**Required task**
Without including any pictures, write out all the entries exactly.

**Supplied records**
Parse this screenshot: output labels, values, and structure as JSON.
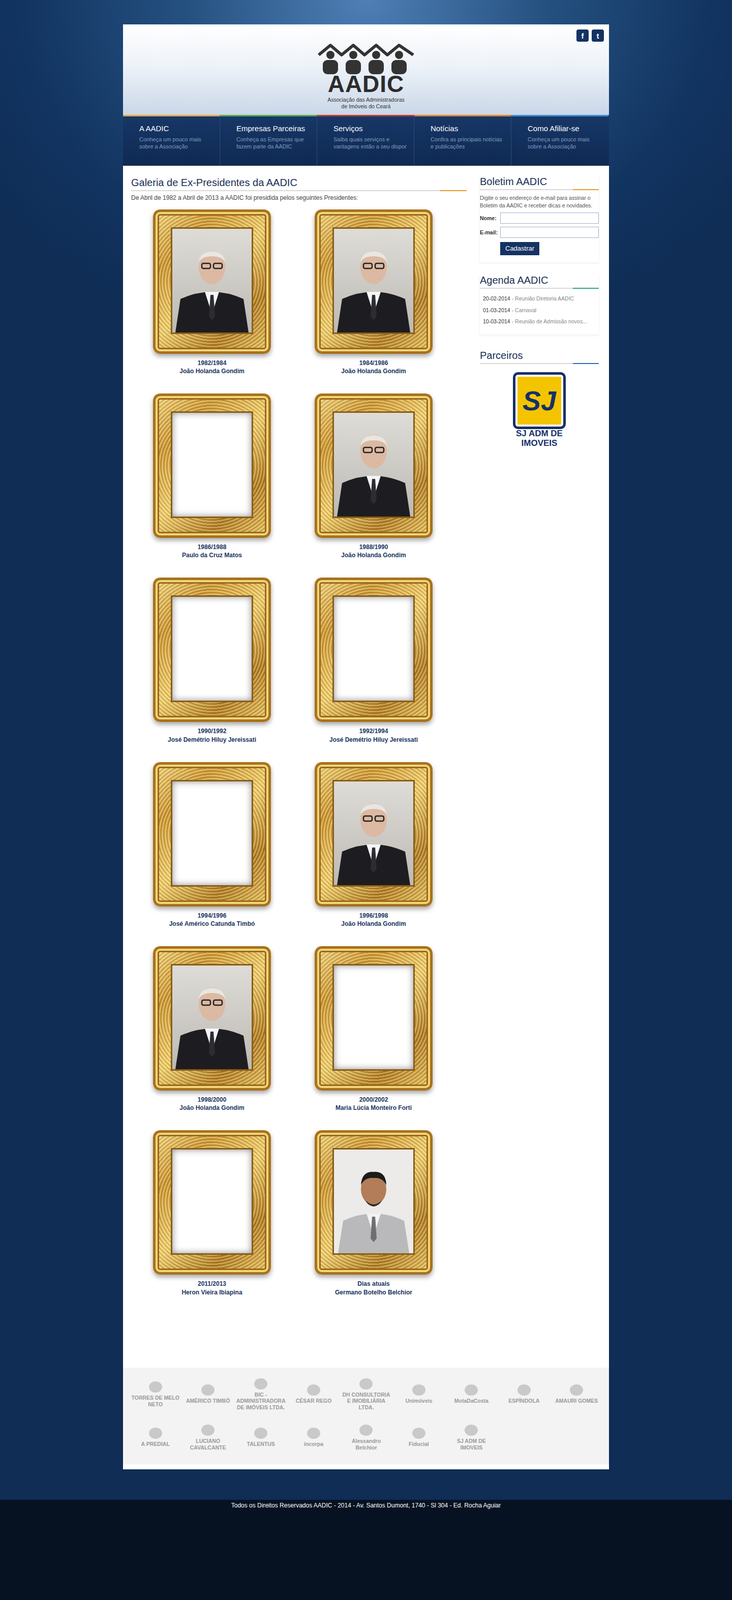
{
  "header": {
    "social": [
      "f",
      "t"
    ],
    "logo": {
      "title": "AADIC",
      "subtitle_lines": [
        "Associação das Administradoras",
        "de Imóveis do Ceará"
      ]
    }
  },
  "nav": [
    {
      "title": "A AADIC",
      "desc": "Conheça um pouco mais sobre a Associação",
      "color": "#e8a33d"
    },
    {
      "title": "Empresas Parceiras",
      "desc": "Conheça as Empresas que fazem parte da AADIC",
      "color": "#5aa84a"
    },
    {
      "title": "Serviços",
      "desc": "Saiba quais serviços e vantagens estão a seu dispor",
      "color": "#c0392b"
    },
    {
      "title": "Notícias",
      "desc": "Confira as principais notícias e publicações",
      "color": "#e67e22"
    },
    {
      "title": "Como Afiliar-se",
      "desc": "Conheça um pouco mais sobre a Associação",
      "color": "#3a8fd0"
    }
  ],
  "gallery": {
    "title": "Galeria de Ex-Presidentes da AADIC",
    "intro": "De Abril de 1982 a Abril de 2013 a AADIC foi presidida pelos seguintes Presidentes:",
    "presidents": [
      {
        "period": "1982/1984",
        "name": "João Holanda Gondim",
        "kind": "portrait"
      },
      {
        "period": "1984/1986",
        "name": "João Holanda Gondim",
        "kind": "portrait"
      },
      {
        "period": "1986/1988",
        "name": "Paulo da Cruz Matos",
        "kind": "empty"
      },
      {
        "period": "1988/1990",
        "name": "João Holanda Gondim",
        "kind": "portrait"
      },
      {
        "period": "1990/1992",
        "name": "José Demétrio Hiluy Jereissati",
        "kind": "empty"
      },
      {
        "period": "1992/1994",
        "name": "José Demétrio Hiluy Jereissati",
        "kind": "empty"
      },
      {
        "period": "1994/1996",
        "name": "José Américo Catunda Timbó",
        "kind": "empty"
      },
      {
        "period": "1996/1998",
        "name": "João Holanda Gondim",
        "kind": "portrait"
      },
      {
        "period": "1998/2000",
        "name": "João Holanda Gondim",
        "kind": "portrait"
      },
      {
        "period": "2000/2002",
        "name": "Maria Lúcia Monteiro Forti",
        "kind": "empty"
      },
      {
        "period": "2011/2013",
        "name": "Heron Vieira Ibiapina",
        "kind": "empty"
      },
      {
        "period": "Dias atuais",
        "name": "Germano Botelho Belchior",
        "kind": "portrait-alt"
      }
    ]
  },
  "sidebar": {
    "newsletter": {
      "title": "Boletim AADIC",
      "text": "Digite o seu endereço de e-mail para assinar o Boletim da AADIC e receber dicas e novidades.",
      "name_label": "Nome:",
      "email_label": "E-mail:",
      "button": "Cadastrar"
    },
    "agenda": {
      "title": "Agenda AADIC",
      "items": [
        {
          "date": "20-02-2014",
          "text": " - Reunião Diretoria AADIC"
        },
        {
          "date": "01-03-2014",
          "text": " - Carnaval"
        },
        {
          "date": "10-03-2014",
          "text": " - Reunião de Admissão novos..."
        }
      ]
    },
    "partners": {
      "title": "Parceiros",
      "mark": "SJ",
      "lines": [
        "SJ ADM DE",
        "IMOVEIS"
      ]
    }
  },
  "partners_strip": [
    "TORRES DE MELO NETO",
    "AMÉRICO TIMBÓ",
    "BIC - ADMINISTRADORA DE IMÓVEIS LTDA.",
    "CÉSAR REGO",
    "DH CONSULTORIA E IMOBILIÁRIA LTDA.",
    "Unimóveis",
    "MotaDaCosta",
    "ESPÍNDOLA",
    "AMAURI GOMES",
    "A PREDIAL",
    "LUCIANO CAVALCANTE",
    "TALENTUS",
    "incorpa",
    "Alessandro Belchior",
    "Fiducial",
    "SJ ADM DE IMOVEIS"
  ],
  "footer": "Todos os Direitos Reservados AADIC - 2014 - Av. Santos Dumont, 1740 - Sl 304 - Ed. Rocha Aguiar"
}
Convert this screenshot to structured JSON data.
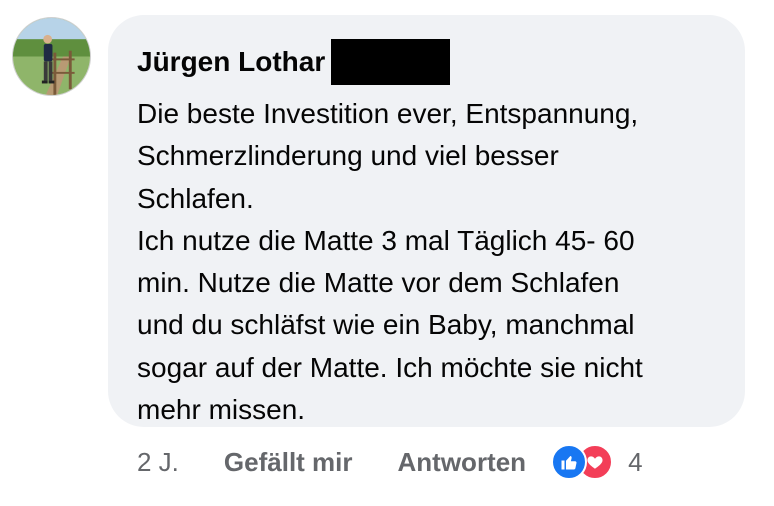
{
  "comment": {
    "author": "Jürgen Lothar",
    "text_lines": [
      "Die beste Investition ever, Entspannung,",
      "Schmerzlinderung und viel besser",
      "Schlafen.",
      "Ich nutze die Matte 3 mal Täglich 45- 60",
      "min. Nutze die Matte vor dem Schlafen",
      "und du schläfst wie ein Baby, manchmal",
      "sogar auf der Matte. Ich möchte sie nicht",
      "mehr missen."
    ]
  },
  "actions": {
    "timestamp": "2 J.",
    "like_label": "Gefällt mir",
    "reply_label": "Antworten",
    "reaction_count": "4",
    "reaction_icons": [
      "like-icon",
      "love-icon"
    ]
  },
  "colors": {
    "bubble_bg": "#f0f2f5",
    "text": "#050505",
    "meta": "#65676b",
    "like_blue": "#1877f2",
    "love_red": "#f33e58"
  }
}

**Solution to this exercise**
Parse this screenshot: output labels, values, and structure as JSON.
{
  "header": {
    "social": [
      "f",
      "t"
    ],
    "logo": {
      "title": "AADIC",
      "subtitle_lines": [
        "Associação das Administradoras",
        "de Imóveis do Ceará"
      ]
    }
  },
  "nav": [
    {
      "title": "A AADIC",
      "desc": "Conheça um pouco mais sobre a Associação",
      "color": "#e8a33d"
    },
    {
      "title": "Empresas Parceiras",
      "desc": "Conheça as Empresas que fazem parte da AADIC",
      "color": "#5aa84a"
    },
    {
      "title": "Serviços",
      "desc": "Saiba quais serviços e vantagens estão a seu dispor",
      "color": "#c0392b"
    },
    {
      "title": "Notícias",
      "desc": "Confira as principais notícias e publicações",
      "color": "#e67e22"
    },
    {
      "title": "Como Afiliar-se",
      "desc": "Conheça um pouco mais sobre a Associação",
      "color": "#3a8fd0"
    }
  ],
  "gallery": {
    "title": "Galeria de Ex-Presidentes da AADIC",
    "intro": "De Abril de 1982 a Abril de 2013 a AADIC foi presidida pelos seguintes Presidentes:",
    "presidents": [
      {
        "period": "1982/1984",
        "name": "João Holanda Gondim",
        "kind": "portrait"
      },
      {
        "period": "1984/1986",
        "name": "João Holanda Gondim",
        "kind": "portrait"
      },
      {
        "period": "1986/1988",
        "name": "Paulo da Cruz Matos",
        "kind": "empty"
      },
      {
        "period": "1988/1990",
        "name": "João Holanda Gondim",
        "kind": "portrait"
      },
      {
        "period": "1990/1992",
        "name": "José Demétrio Hiluy Jereissati",
        "kind": "empty"
      },
      {
        "period": "1992/1994",
        "name": "José Demétrio Hiluy Jereissati",
        "kind": "empty"
      },
      {
        "period": "1994/1996",
        "name": "José Américo Catunda Timbó",
        "kind": "empty"
      },
      {
        "period": "1996/1998",
        "name": "João Holanda Gondim",
        "kind": "portrait"
      },
      {
        "period": "1998/2000",
        "name": "João Holanda Gondim",
        "kind": "portrait"
      },
      {
        "period": "2000/2002",
        "name": "Maria Lúcia Monteiro Forti",
        "kind": "empty"
      },
      {
        "period": "2011/2013",
        "name": "Heron Vieira Ibiapina",
        "kind": "empty"
      },
      {
        "period": "Dias atuais",
        "name": "Germano Botelho Belchior",
        "kind": "portrait-alt"
      }
    ]
  },
  "sidebar": {
    "newsletter": {
      "title": "Boletim AADIC",
      "text": "Digite o seu endereço de e-mail para assinar o Boletim da AADIC e receber dicas e novidades.",
      "name_label": "Nome:",
      "email_label": "E-mail:",
      "button": "Cadastrar"
    },
    "agenda": {
      "title": "Agenda AADIC",
      "items": [
        {
          "date": "20-02-2014",
          "text": " - Reunião Diretoria AADIC"
        },
        {
          "date": "01-03-2014",
          "text": " - Carnaval"
        },
        {
          "date": "10-03-2014",
          "text": " - Reunião de Admissão novos..."
        }
      ]
    },
    "partners": {
      "title": "Parceiros",
      "mark": "SJ",
      "lines": [
        "SJ ADM DE",
        "IMOVEIS"
      ]
    }
  },
  "partners_strip": [
    "TORRES DE MELO NETO",
    "AMÉRICO TIMBÓ",
    "BIC - ADMINISTRADORA DE IMÓVEIS LTDA.",
    "CÉSAR REGO",
    "DH CONSULTORIA E IMOBILIÁRIA LTDA.",
    "Unimóveis",
    "MotaDaCosta",
    "ESPÍNDOLA",
    "AMAURI GOMES",
    "A PREDIAL",
    "LUCIANO CAVALCANTE",
    "TALENTUS",
    "incorpa",
    "Alessandro Belchior",
    "Fiducial",
    "SJ ADM DE IMOVEIS"
  ],
  "footer": "Todos os Direitos Reservados AADIC - 2014 - Av. Santos Dumont, 1740 - Sl 304 - Ed. Rocha Aguiar"
}
Convert this screenshot to structured JSON data.
{
  "comment": {
    "author": "Jürgen Lothar",
    "text_lines": [
      "Die beste Investition ever, Entspannung,",
      "Schmerzlinderung und viel besser",
      "Schlafen.",
      "Ich nutze die Matte 3 mal Täglich 45- 60",
      "min. Nutze die Matte vor dem Schlafen",
      "und du schläfst wie ein Baby, manchmal",
      "sogar auf der Matte. Ich möchte sie nicht",
      "mehr missen."
    ]
  },
  "actions": {
    "timestamp": "2 J.",
    "like_label": "Gefällt mir",
    "reply_label": "Antworten",
    "reaction_count": "4",
    "reaction_icons": [
      "like-icon",
      "love-icon"
    ]
  },
  "colors": {
    "bubble_bg": "#f0f2f5",
    "text": "#050505",
    "meta": "#65676b",
    "like_blue": "#1877f2",
    "love_red": "#f33e58"
  }
}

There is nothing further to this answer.